§ **Goal of the exercise**
Wherever the string "trương" occurs in a line of these records, report that line.
* * *
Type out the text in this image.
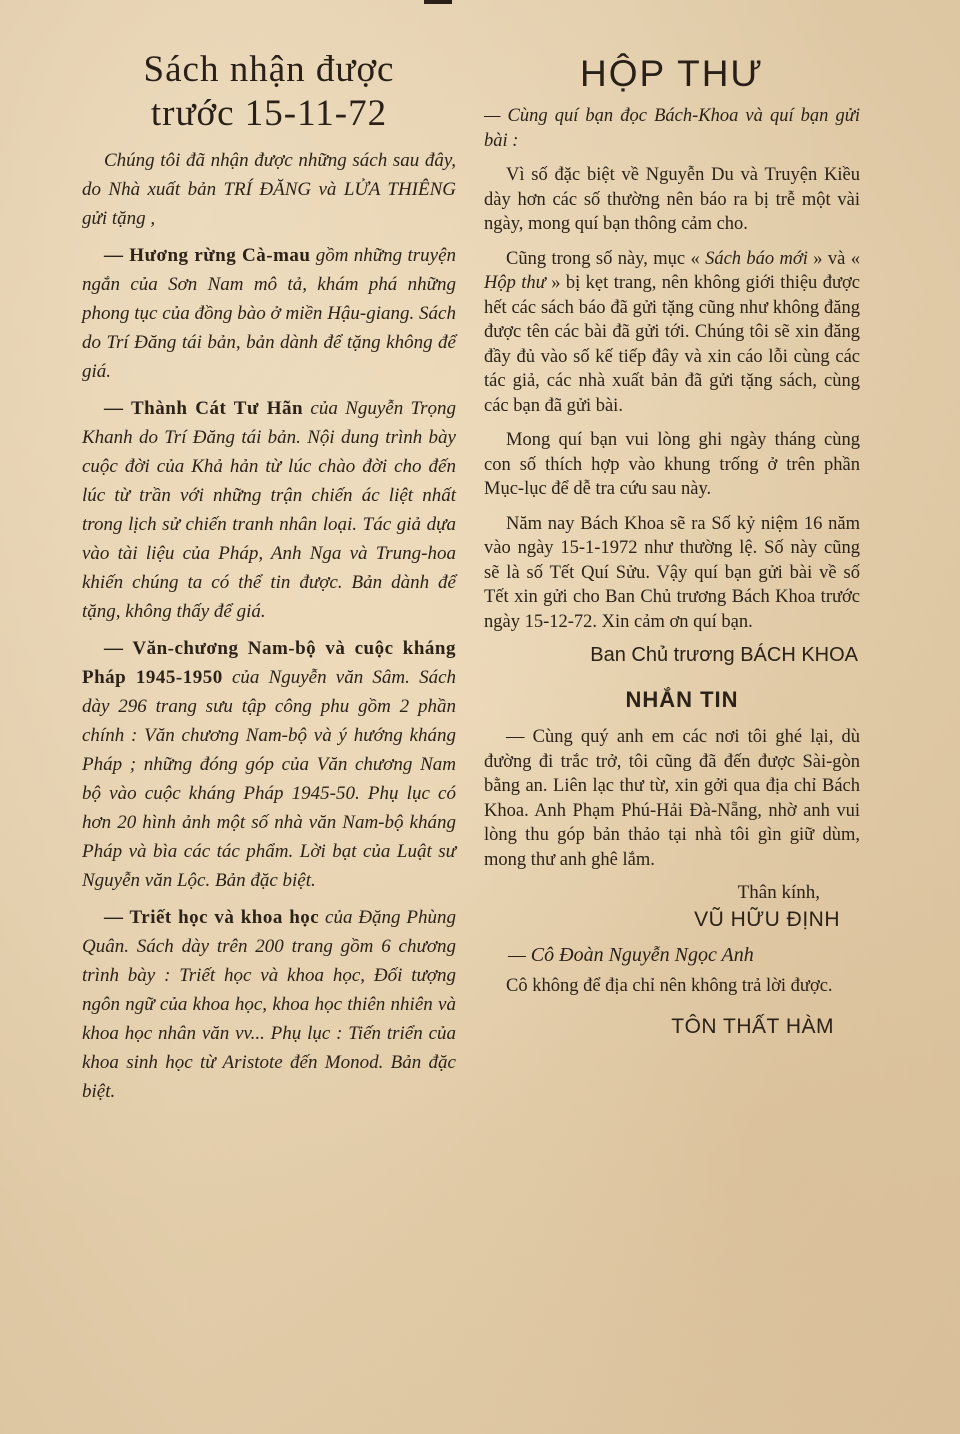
Sách nhận được
trước 15-11-72

Chúng tôi đã nhận được những sách sau đây, do Nhà xuất bản TRÍ ĐĂNG và LỬA THIÊNG gửi tặng ,

— Hương rừng Cà-mau gồm những truyện ngắn của Sơn Nam mô tả, khám phá những phong tục của đồng bào ở miền Hậu-giang. Sách do Trí Đăng tái bản, bản dành để tặng không để giá.

— Thành Cát Tư Hãn của Nguyễn Trọng Khanh do Trí Đăng tái bản. Nội dung trình bày cuộc đời của Khả hản từ lúc chào đời cho đến lúc từ trần với những trận chiến ác liệt nhất trong lịch sử chiến tranh nhân loại. Tác giả dựa vào tài liệu của Pháp, Anh Nga và Trung-hoa khiến chúng ta có thể tin được. Bản dành để tặng, không thấy để giá.

— Văn-chương Nam-bộ và cuộc kháng Pháp 1945-1950 của Nguyễn văn Sâm. Sách dày 296 trang sưu tập công phu gồm 2 phần chính : Văn chương Nam-bộ và ý hướng kháng Pháp ; những đóng góp của Văn chương Nam bộ vào cuộc kháng Pháp 1945-50. Phụ lục có hơn 20 hình ảnh một số nhà văn Nam-bộ kháng Pháp và bìa các tác phẩm. Lời bạt của Luật sư Nguyễn văn Lộc. Bản đặc biệt.

— Triết học và khoa học của Đặng Phùng Quân. Sách dày trên 200 trang gồm 6 chương trình bày : Triết học và khoa học, Đối tượng ngôn ngữ của khoa học, khoa học thiên nhiên và khoa học nhân văn vv... Phụ lục : Tiến triển của khoa sinh học từ Aristote đến Monod. Bản đặc biệt.

HỘP THƯ

— Cùng quí bạn đọc Bách-Khoa và quí bạn gửi bài :

Vì số đặc biệt về Nguyễn Du và Truyện Kiều dày hơn các số thường nên báo ra bị trễ một vài ngày, mong quí bạn thông cảm cho.

Cũng trong số này, mục « Sách báo mới » và « Hộp thư » bị kẹt trang, nên không giới thiệu được hết các sách báo đã gửi tặng cũng như không đăng được tên các bài đã gửi tới. Chúng tôi sẽ xin đăng đầy đủ vào số kế tiếp đây và xin cáo lỗi cùng các tác giả, các nhà xuất bản đã gửi tặng sách, cùng các bạn đã gửi bài.

Mong quí bạn vui lòng ghi ngày tháng cùng con số thích hợp vào khung trống ở trên phần Mục-lục để dễ tra cứu sau này.

Năm nay Bách Khoa sẽ ra Số kỷ niệm 16 năm vào ngày 15-1-1972 như thường lệ. Số này cũng sẽ là số Tết Quí Sửu. Vậy quí bạn gửi bài về số Tết xin gửi cho Ban Chủ trương Bách Khoa trước ngày 15-12-72. Xin cảm ơn quí bạn.

Ban Chủ trương BÁCH KHOA
NHẮN TIN

— Cùng quý anh em các nơi tôi ghé lại, dù đường đi trắc trở, tôi cũng đã đến được Sài-gòn bằng an. Liên lạc thư từ, xin gởi qua địa chỉ Bách Khoa. Anh Phạm Phú-Hải Đà-Nẵng, nhờ anh vui lòng thu góp bản thảo tại nhà tôi gìn giữ dùm, mong thư anh ghê lắm.

Thân kính,
VŨ HỮU ĐỊNH
— Cô Đoàn Nguyễn Ngọc Anh

Cô không để địa chỉ nên không trả lời được.

TÔN THẤT HÀM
* * *
§ **Solved problem**
Năm nay Bách Khoa sẽ ra Số kỷ niệm 16 năm vào ngày 15-1-1972 như thường lệ. Số này cũng sẽ là số Tết Quí Sửu. Vậy quí bạn gửi bài về số Tết xin gửi cho Ban Chủ trương Bách Khoa trước ngày 15-12-72. Xin cảm ơn quí bạn.
Ban Chủ trương BÁCH KHOA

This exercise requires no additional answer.